Task
Wherever a line below holds the word "this", copy that line.
........
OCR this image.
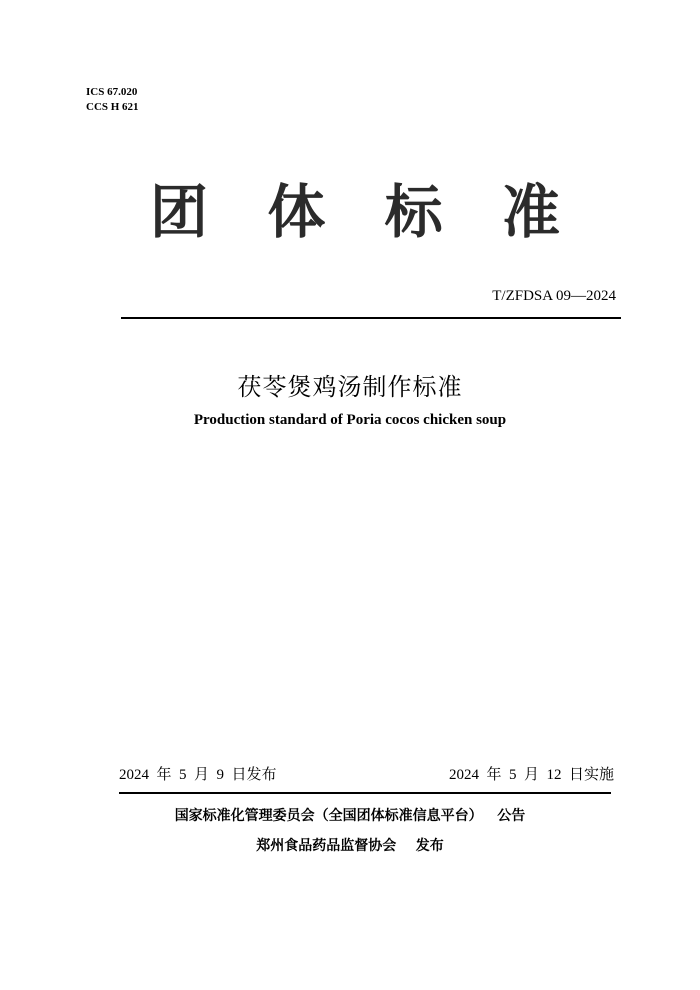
ICS 67.020
CCS H 621
团 体 标 准
T/ZFDSA 09—2024
茯苓煲鸡汤制作标准
Production standard of Poria cocos chicken soup
2024  年  5  月  9  日发布	2024  年  5  月  12  日实施
国家标准化管理委员会（全国团体标准信息平台）   公告
郑州食品药品监督协会    发布
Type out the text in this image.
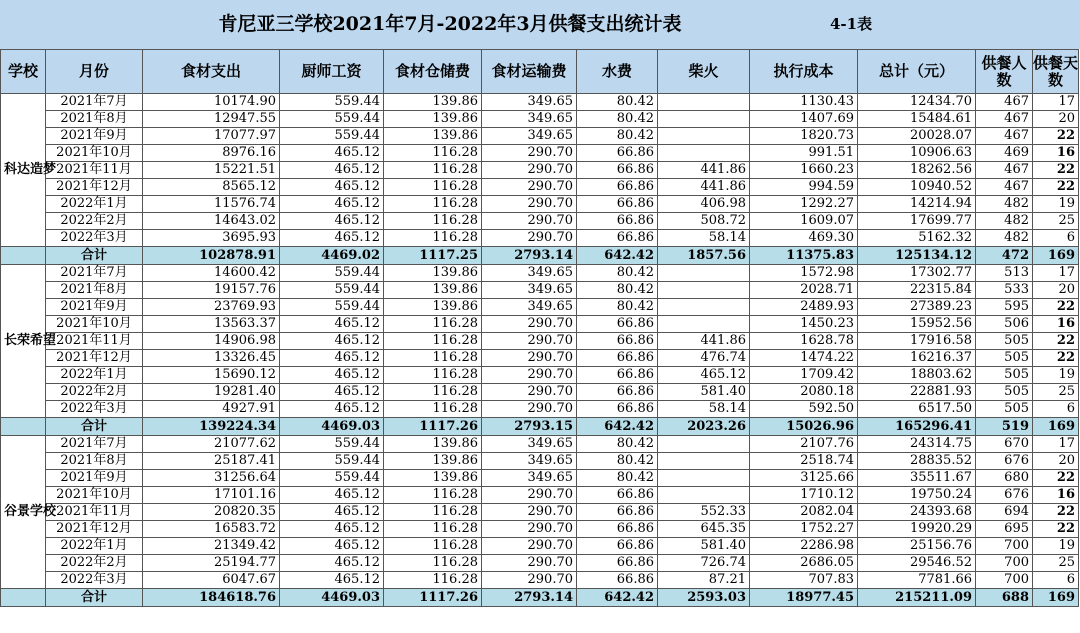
肯尼亚三学校2021年7月-2022年3月供餐支出统计表	4-1表
学校	月份	食材支出	厨师工资	食材仓储费	食材运输费	水费	柴火	执行成本	总计（元）	供餐人数	供餐天数
科达造梦	2021年7月	10174.90	559.44	139.86	349.65	80.42		1130.43	12434.70	467	17
	2021年8月	12947.55	559.44	139.86	349.65	80.42		1407.69	15484.61	467	20
	2021年9月	17077.97	559.44	139.86	349.65	80.42		1820.73	20028.07	467	22
	2021年10月	8976.16	465.12	116.28	290.70	66.86		991.51	10906.63	469	16
	2021年11月	15221.51	465.12	116.28	290.70	66.86	441.86	1660.23	18262.56	467	22
	2021年12月	8565.12	465.12	116.28	290.70	66.86	441.86	994.59	10940.52	467	22
	2022年1月	11576.74	465.12	116.28	290.70	66.86	406.98	1292.27	14214.94	482	19
	2022年2月	14643.02	465.12	116.28	290.70	66.86	508.72	1609.07	17699.77	482	25
	2022年3月	3695.93	465.12	116.28	290.70	66.86	58.14	469.30	5162.32	482	6
	合计	102878.91	4469.02	1117.25	2793.14	642.42	1857.56	11375.83	125134.12	472	169
长荣希望	2021年7月	14600.42	559.44	139.86	349.65	80.42		1572.98	17302.77	513	17
	2021年8月	19157.76	559.44	139.86	349.65	80.42		2028.71	22315.84	533	20
	2021年9月	23769.93	559.44	139.86	349.65	80.42		2489.93	27389.23	595	22
	2021年10月	13563.37	465.12	116.28	290.70	66.86		1450.23	15952.56	506	16
	2021年11月	14906.98	465.12	116.28	290.70	66.86	441.86	1628.78	17916.58	505	22
	2021年12月	13326.45	465.12	116.28	290.70	66.86	476.74	1474.22	16216.37	505	22
	2022年1月	15690.12	465.12	116.28	290.70	66.86	465.12	1709.42	18803.62	505	19
	2022年2月	19281.40	465.12	116.28	290.70	66.86	581.40	2080.18	22881.93	505	25
	2022年3月	4927.91	465.12	116.28	290.70	66.86	58.14	592.50	6517.50	505	6
	合计	139224.34	4469.03	1117.26	2793.15	642.42	2023.26	15026.96	165296.41	519	169
谷景学校	2021年7月	21077.62	559.44	139.86	349.65	80.42		2107.76	24314.75	670	17
	2021年8月	25187.41	559.44	139.86	349.65	80.42		2518.74	28835.52	676	20
	2021年9月	31256.64	559.44	139.86	349.65	80.42		3125.66	35511.67	680	22
	2021年10月	17101.16	465.12	116.28	290.70	66.86		1710.12	19750.24	676	16
	2021年11月	20820.35	465.12	116.28	290.70	66.86	552.33	2082.04	24393.68	694	22
	2021年12月	16583.72	465.12	116.28	290.70	66.86	645.35	1752.27	19920.29	695	22
	2022年1月	21349.42	465.12	116.28	290.70	66.86	581.40	2286.98	25156.76	700	19
	2022年2月	25194.77	465.12	116.28	290.70	66.86	726.74	2686.05	29546.52	700	25
	2022年3月	6047.67	465.12	116.28	290.70	66.86	87.21	707.83	7781.66	700	6
	合计	184618.76	4469.03	1117.26	2793.14	642.42	2593.03	18977.45	215211.09	688	169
........
Exercise solution
OCR this image.
Type out the text in this image.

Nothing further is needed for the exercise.